## WHAT TO DO
Tally the lines of the data that include the word "kind" and state the total, nothing else.

## TASK INPUTS
····················

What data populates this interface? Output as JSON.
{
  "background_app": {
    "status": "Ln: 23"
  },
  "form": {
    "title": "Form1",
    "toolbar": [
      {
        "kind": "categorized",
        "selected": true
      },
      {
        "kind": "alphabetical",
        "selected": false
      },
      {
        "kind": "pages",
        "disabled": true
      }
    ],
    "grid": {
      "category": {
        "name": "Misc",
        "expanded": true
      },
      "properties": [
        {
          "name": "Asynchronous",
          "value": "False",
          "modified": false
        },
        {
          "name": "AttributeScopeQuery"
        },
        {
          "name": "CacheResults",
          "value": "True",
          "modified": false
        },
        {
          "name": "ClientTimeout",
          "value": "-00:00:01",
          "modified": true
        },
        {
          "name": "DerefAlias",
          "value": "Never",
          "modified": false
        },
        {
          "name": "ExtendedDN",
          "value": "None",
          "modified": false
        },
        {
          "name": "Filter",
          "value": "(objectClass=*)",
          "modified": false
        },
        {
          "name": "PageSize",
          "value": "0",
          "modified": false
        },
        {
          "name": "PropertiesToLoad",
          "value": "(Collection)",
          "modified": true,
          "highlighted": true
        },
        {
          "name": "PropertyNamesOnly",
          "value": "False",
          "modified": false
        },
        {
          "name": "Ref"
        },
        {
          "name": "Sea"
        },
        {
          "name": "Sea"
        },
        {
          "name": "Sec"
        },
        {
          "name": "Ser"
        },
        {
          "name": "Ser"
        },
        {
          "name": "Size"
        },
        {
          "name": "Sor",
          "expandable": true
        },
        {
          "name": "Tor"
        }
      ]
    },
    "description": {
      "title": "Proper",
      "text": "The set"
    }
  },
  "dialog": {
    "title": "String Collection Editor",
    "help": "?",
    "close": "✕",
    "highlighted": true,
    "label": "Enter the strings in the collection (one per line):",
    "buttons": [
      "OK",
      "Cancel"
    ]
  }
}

····················

## FINISHED EXERCISE
3